* **Text passage**:

|---|

In August 2023, Google researchers unveiled ‘End-to-End Query Term Weighting,’ introducing TW-BERT, a model designed to enhance search accuracy by integrating seamlessly with existing ranking systems. Though Google hasn’t officially confirmed using TW-BERT, this framework could significantly advance search intent understanding and query expansion. Read on to discover more.
In October 2018, Google introduced BERT, which officially rolled out in late 2019. BERT, or Bidirectional Encoder Representations from Transformers, is a natural language processing (NLP) application that brought AI to search at an unprecedented level.
BERT’s role in Google’s algorithm is to enhance the understanding of the meaning or intent behind search queries. It uses a deep learning algorithm, trained on a vast corpus of text, to understand the relationships between text elements for each language, based on understanding the relationship between wordpieces.
Essentially, BERT helps Google’s search engine to comprehend human language more accurately and naturally. This allows it to deliver better search results by identifying the most important parts of a query, especially for longer and more natural language searches.
BERT initially delivered on its promise, with both Google and users noting an improvement in the quality of search results. However, in recent years, there has been growing criticism regarding the quality of Google’s results. Many users feel that the search results have deteriorated, expressing increasing dissatisfaction.
This isn’t just one-off examples and edge cases from individual users – mainstream publications have noted that the quality of Google’s results is getting worse. Recent research, published in 2024 but with slightly older data, found that Google’s results have deteriorated with more spam and irrelevant results, but also that all major search engines, including Bing, have the same problem.

|---|

* **Required actions**:
1. In the records below, retype the lines exactly, starting at the line containing "legend: Maastrichtská kritéria" and ending with the line containing "data-label-2: 113 xyxy=(231,435,288,490)".
2. Extend the text about Google's BERT and search quality, picking up right after its final sentence.

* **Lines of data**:

|---|

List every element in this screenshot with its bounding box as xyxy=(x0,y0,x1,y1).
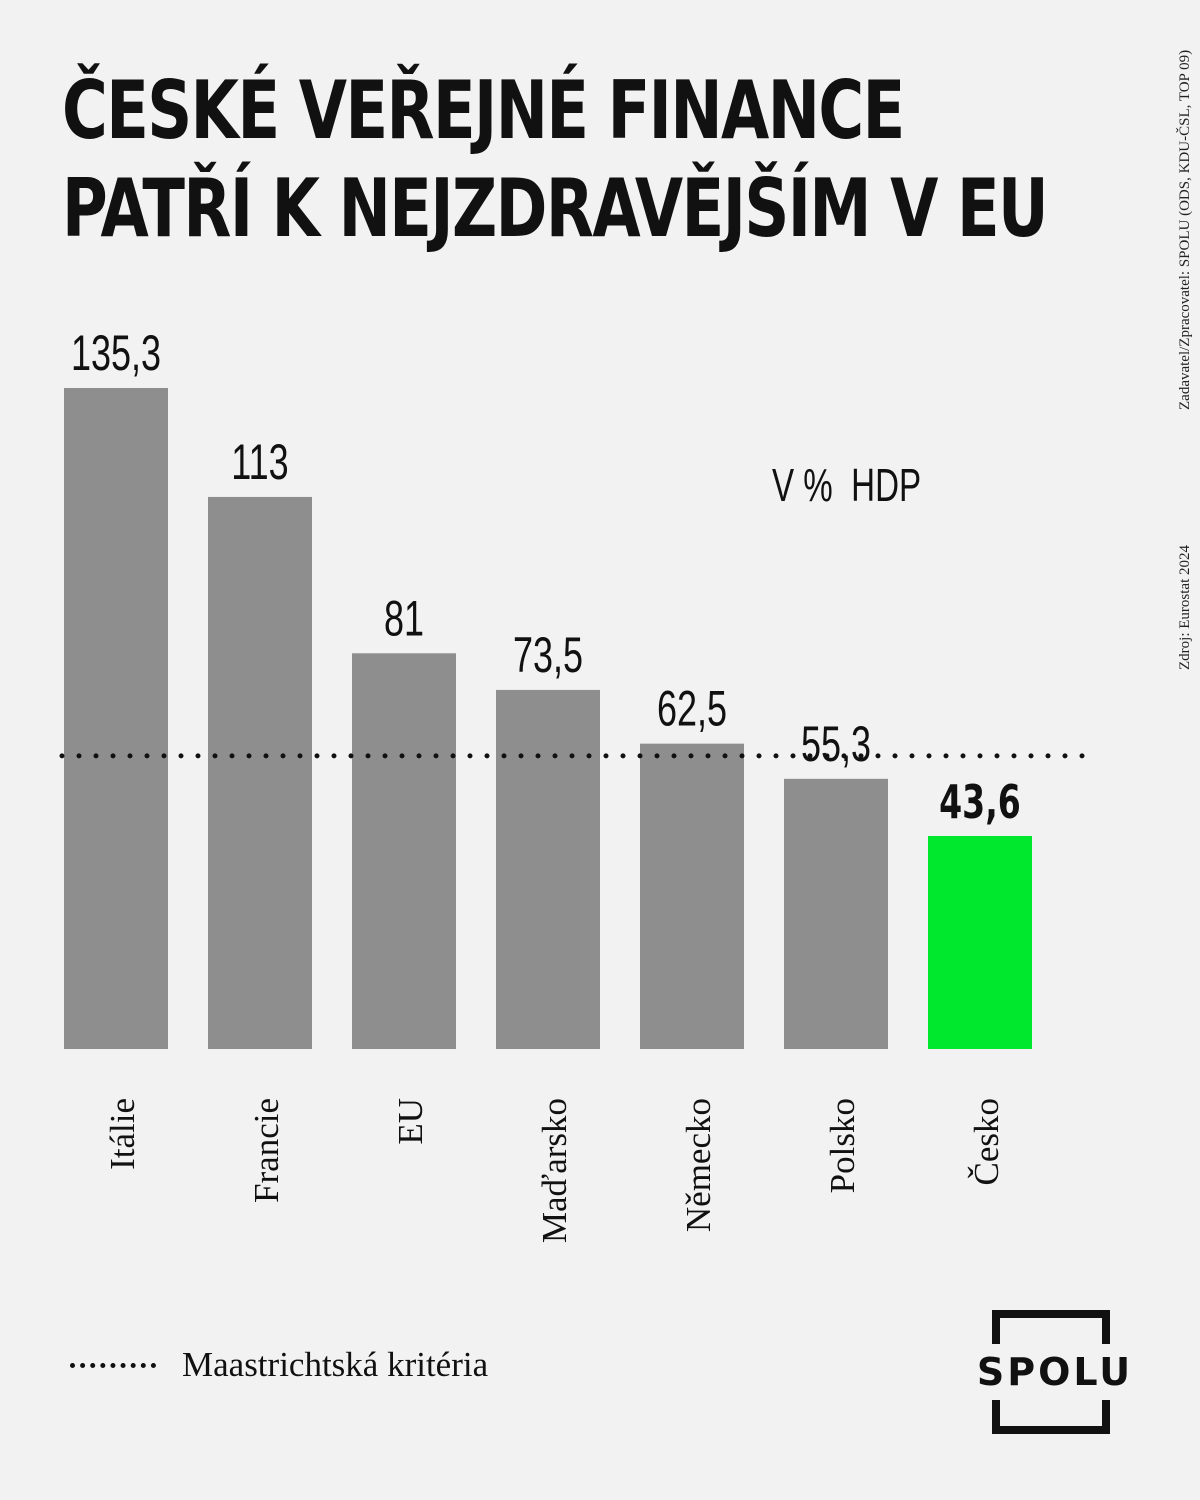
legend: Maastrichtská kritéria xyxy=(70,1340,488,1390)
legend-dotted-line xyxy=(70,1362,156,1368)
category-label-2: Francie xyxy=(247,1098,286,1203)
category-label-5: Německo xyxy=(679,1098,718,1232)
data-label-3: 81 xyxy=(384,592,424,647)
logo-frame-top xyxy=(992,1310,1110,1344)
title-line-2: PATŘÍ K NEJZDRAVĚJŠÍM V EU xyxy=(62,162,1049,255)
category-label-6: Polsko xyxy=(823,1098,862,1193)
category-label-7: Česko xyxy=(966,1098,1006,1186)
logo-text: SPOLU xyxy=(976,1350,1134,1394)
chart-title: ČESKÉ VEŘEJNÉ FINANCE PATŘÍ K NEJZDRAVĚJ… xyxy=(62,62,1049,258)
category-label-1: Itálie xyxy=(103,1098,142,1170)
bar-4 xyxy=(496,689,600,1049)
data-label-2: 113 xyxy=(231,435,288,490)
data-label-4: 73,5 xyxy=(513,628,583,683)
bar-5 xyxy=(640,743,744,1049)
bar-2 xyxy=(208,496,312,1049)
bar-7 xyxy=(928,835,1032,1049)
category-label-4: Maďarsko xyxy=(535,1098,574,1243)
data-label-1: 135,3 xyxy=(71,326,161,381)
unit-label: V % HDP xyxy=(772,459,922,511)
data-label-6: 55,3 xyxy=(801,717,871,772)
data-label-5: 62,5 xyxy=(657,682,727,737)
legend-label: Maastrichtská kritéria xyxy=(182,1345,489,1384)
data-label-7: 43,6 xyxy=(939,777,1021,830)
title-line-1: ČESKÉ VEŘEJNÉ FINANCE xyxy=(62,64,905,157)
bar-6 xyxy=(784,778,888,1049)
logo-frame-bottom xyxy=(992,1400,1110,1434)
category-label-3: EU xyxy=(391,1098,430,1145)
bar-3 xyxy=(352,653,456,1049)
bar-1 xyxy=(64,388,168,1049)
spolu-logo: SPOLU xyxy=(972,1310,1138,1434)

|---|

* **Task-by-task results**:
1.
legend: Maastrichtská kritéria xyxy=(70,1340,488,1390)
legend-dotted-line xyxy=(70,1362,156,1368)
category-label-2: Francie xyxy=(247,1098,286,1203)
category-label-5: Německo xyxy=(679,1098,718,1232)
data-label-3: 81 xyxy=(384,592,424,647)
logo-frame-top xyxy=(992,1310,1110,1344)
title-line-2: PATŘÍ K NEJZDRAVĚJŠÍM V EU xyxy=(62,162,1049,255)
category-label-6: Polsko xyxy=(823,1098,862,1193)
category-label-7: Česko xyxy=(966,1098,1006,1186)
logo-text: SPOLU xyxy=(976,1350,1134,1394)
chart-title: ČESKÉ VEŘEJNÉ FINANCE PATŘÍ K NEJZDRAVĚJ… xyxy=(62,62,1049,258)
category-label-1: Itálie xyxy=(103,1098,142,1170)
bar-4 xyxy=(496,689,600,1049)
data-label-2: 113 xyxy=(231,435,288,490)

2.
This has been frustrating for SEOs who follow best practice and adhere to Google’s guidelines, only to see spam results appearing first. It isn’t BERT’s fault though, it’s just that those creating spammy content, adapted and arguably became better at it and started using AI. But this means Google found itself with a problem to solve.
Hence the introduction of TW-BERT. TW-BERT is a simpler model compared to BERT, designed to address a significant flaw in BERT. It solves this issue so effectively that many Google researchers are likely wondering why they didn’t think of it first.
Term weighting allows the elements of a search term to be prioritised based on their importance. Google already employs a form of term weighting through BERT, but this hasn’t been applied at the individual word or word series level until now.
Before Google implemented term weighting, the frequency of a term was more important, and pages had a better chance of ranking highly if they simply matched all the words in a user’s query in order. This led to keyword stuffing, causing even ethical SEOs to focus heavily on keywords.
Let’s be honest, it’s a habit we’re still struggling to break, and we may be overly focused on keywords even though they still hold some value. If you want to find out whether TW-BERT finally renders keywords obsolete, keep reading.
BERT was built to be fast (in order to maintain the speed of returning search results) and efficient in terms of computing power (so Google can still make a decent average margin on every search users make). This means it has to rely on a relatively small database, in large language model terms at least.
BERT has, we are told, around 30,000 wordpieces per language, not every wordpiece has a direct relationship with every other wordpiece but will at least have an indirect relationship meaning it can understand 30,000^30,000 relationships. BERT’s database, or to be more precise high-dimensional neural network, would have to be significantly bigger if instead of wordpieces it used words and n-grams.
All human languages use wordpieces, with some languages using them more extensively, particularly those with many affixes and suffixes. Wordpieces are elements of words that, while not always standalone words, have a basic meaning and can be combined in various ways to form new words.
For example, the wordpiece “news” appears in “newspaper,” “newsagent,” and “newsman,” and can also stand alone as a word. Other examples include suffixes and affixes like “-ly” in “happily,” “thankfully,” and “calmly,” or “dis-” in “disquiet,” “disqualified,” and “disappointed.” These wordpieces follow specific usage patterns and contribute to the meanings of the words they form.
Humans don’t think in wordpieces though, and when BERT weights the important wordpieces in a search term it can easily get things wrong by missing context.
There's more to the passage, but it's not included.